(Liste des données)
* * *
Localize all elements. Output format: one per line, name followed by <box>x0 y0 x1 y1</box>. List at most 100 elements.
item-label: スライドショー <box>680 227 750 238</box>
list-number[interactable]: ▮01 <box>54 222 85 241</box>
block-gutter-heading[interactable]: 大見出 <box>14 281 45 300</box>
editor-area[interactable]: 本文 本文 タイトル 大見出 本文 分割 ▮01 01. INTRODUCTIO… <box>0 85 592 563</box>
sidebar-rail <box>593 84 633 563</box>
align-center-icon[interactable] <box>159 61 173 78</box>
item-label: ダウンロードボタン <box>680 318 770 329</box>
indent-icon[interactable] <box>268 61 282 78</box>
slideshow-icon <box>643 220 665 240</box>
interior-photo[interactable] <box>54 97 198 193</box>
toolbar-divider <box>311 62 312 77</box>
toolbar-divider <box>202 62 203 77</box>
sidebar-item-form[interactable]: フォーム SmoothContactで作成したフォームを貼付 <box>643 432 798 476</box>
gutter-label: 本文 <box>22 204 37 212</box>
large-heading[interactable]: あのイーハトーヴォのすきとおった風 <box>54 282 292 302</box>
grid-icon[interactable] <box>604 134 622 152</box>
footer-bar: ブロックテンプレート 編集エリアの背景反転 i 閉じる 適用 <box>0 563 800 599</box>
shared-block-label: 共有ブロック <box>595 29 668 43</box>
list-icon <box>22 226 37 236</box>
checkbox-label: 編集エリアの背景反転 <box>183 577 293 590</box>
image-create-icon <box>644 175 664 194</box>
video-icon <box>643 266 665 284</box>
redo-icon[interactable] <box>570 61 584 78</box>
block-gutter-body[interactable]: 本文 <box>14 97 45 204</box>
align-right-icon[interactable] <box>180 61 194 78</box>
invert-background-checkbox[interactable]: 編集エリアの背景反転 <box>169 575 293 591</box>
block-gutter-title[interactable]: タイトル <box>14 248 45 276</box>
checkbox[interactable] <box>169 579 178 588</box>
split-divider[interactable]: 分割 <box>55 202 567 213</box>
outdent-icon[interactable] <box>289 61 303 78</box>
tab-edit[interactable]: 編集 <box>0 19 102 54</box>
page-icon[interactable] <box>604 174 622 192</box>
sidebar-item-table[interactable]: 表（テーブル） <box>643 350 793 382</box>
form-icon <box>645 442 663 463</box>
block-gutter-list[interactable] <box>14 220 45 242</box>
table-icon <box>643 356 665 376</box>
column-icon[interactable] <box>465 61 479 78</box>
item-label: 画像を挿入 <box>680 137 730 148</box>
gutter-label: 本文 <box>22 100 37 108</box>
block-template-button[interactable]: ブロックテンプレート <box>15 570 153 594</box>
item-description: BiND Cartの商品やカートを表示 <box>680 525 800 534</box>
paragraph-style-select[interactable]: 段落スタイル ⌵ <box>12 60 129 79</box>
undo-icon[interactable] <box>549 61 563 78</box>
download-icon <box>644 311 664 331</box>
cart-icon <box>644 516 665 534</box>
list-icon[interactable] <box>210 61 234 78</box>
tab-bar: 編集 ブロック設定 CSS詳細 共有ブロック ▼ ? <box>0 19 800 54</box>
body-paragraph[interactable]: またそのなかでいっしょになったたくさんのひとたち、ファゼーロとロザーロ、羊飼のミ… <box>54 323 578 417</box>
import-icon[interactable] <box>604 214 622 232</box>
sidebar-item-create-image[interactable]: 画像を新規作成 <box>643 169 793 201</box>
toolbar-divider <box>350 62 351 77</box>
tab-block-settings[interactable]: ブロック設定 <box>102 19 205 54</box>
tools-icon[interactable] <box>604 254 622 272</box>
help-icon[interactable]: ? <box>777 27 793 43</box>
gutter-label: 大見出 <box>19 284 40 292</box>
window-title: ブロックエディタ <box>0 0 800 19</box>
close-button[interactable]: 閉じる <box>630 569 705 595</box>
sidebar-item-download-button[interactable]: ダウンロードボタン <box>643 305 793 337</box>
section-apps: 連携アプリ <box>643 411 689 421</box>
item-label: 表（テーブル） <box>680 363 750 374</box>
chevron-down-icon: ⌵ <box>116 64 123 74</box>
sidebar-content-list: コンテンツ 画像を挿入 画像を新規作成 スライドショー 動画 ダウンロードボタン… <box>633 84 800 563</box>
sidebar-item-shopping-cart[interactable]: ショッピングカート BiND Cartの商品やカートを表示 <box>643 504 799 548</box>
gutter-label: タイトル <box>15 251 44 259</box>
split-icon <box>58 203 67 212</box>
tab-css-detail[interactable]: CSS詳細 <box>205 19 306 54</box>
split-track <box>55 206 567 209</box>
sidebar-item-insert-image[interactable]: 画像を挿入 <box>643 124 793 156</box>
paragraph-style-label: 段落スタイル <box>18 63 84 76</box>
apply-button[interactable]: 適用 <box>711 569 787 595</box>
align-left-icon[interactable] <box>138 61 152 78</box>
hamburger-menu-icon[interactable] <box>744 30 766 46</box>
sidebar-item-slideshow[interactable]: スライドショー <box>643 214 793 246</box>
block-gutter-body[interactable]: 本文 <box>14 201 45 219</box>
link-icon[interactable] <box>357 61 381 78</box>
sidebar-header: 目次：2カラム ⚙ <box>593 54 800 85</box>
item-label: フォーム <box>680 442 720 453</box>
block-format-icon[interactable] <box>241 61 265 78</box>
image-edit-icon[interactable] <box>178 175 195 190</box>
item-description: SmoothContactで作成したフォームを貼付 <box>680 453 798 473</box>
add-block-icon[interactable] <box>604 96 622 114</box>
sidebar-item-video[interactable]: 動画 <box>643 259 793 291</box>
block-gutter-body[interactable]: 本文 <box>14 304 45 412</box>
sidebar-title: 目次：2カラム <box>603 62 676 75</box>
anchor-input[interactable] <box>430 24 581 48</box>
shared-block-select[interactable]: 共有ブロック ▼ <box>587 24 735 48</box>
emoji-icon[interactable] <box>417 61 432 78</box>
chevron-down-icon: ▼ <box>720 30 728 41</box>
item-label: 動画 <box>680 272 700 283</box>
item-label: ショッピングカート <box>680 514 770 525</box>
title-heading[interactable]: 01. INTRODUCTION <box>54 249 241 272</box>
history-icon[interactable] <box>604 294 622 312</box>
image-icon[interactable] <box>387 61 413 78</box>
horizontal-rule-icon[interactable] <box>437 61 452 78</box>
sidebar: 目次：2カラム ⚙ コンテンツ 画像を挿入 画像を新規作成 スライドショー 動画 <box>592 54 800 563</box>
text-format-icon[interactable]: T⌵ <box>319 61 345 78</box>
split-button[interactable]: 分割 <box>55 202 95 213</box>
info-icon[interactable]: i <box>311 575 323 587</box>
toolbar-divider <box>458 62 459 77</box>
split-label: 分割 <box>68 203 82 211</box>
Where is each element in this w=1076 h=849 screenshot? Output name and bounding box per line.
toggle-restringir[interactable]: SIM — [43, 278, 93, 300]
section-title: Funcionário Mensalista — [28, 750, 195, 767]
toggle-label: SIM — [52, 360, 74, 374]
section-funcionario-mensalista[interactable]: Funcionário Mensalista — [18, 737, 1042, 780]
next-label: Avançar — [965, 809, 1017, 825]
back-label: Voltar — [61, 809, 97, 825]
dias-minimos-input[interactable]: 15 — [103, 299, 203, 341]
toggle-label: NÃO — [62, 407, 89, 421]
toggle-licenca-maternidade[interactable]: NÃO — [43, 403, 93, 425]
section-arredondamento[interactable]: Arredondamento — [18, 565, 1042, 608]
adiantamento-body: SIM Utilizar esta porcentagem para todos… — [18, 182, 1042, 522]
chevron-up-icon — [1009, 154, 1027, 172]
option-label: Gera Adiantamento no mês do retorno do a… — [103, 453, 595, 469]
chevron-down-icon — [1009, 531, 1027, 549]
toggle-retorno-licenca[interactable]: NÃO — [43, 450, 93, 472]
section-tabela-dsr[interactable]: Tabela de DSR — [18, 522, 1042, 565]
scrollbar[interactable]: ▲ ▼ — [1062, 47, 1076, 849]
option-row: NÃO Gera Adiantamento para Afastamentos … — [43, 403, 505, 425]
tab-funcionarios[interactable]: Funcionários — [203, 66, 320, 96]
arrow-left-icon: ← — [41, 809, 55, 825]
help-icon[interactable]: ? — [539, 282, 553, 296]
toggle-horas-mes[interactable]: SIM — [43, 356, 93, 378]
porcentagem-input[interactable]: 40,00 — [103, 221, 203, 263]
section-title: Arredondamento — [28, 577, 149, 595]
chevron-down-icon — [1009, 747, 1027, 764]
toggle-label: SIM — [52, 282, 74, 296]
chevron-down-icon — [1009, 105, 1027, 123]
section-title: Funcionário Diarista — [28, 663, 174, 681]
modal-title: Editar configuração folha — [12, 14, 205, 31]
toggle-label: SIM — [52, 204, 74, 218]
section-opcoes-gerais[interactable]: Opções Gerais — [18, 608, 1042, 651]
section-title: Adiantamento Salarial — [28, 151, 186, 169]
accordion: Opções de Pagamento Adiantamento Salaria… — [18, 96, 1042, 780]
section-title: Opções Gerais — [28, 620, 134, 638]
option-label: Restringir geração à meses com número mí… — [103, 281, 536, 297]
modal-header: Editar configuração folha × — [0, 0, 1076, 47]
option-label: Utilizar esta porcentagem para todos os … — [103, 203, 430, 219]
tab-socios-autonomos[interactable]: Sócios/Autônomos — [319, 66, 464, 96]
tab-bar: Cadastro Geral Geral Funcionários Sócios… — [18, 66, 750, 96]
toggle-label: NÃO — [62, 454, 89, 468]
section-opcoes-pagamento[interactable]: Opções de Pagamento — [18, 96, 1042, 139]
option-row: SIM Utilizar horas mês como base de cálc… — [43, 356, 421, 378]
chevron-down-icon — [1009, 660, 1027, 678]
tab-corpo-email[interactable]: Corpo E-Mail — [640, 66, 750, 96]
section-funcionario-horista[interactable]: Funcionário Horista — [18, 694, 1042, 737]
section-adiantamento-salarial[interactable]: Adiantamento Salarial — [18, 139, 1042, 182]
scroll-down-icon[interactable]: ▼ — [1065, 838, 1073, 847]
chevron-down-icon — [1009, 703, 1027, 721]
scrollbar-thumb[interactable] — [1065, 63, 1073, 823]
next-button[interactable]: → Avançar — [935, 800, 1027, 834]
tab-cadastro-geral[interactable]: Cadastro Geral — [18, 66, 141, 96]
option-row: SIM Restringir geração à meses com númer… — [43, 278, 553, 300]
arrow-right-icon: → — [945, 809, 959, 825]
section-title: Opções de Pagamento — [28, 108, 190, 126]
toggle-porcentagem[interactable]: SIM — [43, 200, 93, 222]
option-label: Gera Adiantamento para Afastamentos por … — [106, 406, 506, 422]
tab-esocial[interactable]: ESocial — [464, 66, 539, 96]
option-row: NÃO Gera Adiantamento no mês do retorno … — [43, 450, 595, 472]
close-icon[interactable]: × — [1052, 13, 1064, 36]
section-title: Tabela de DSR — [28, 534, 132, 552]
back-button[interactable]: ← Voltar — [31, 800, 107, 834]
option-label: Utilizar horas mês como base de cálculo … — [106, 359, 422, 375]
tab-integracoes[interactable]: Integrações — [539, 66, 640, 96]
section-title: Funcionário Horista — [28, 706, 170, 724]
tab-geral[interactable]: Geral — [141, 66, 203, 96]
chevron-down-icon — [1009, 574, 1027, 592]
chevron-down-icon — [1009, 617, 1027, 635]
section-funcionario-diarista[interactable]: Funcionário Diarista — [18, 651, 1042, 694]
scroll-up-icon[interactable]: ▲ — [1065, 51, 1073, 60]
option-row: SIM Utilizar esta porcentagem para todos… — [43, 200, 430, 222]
* * *
Consigne »
Recopiez à l'identique les enregistrements, en partant du tout début et en terminant par la ligne qui contient "video-icon <box>643 266 665 284</box>", cette ligne comprise.

Réponse ci-dessous »
Localize all elements. Output format: one per line, name followed by <box>x0 y0 x1 y1</box>. List at most 100 elements.
item-label: スライドショー <box>680 227 750 238</box>
list-number[interactable]: ▮01 <box>54 222 85 241</box>
block-gutter-heading[interactable]: 大見出 <box>14 281 45 300</box>
editor-area[interactable]: 本文 本文 タイトル 大見出 本文 分割 ▮01 01. INTRODUCTIO… <box>0 85 592 563</box>
sidebar-rail <box>593 84 633 563</box>
align-center-icon[interactable] <box>159 61 173 78</box>
item-label: ダウンロードボタン <box>680 318 770 329</box>
indent-icon[interactable] <box>268 61 282 78</box>
slideshow-icon <box>643 220 665 240</box>
interior-photo[interactable] <box>54 97 198 193</box>
toolbar-divider <box>311 62 312 77</box>
toolbar-divider <box>202 62 203 77</box>
sidebar-item-form[interactable]: フォーム SmoothContactで作成したフォームを貼付 <box>643 432 798 476</box>
gutter-label: 本文 <box>22 204 37 212</box>
large-heading[interactable]: あのイーハトーヴォのすきとおった風 <box>54 282 292 302</box>
grid-icon[interactable] <box>604 134 622 152</box>
footer-bar: ブロックテンプレート 編集エリアの背景反転 i 閉じる 適用 <box>0 563 800 599</box>
shared-block-label: 共有ブロック <box>595 29 668 43</box>
list-icon <box>22 226 37 236</box>
checkbox-label: 編集エリアの背景反転 <box>183 577 293 590</box>
image-create-icon <box>644 175 664 194</box>
video-icon <box>643 266 665 284</box>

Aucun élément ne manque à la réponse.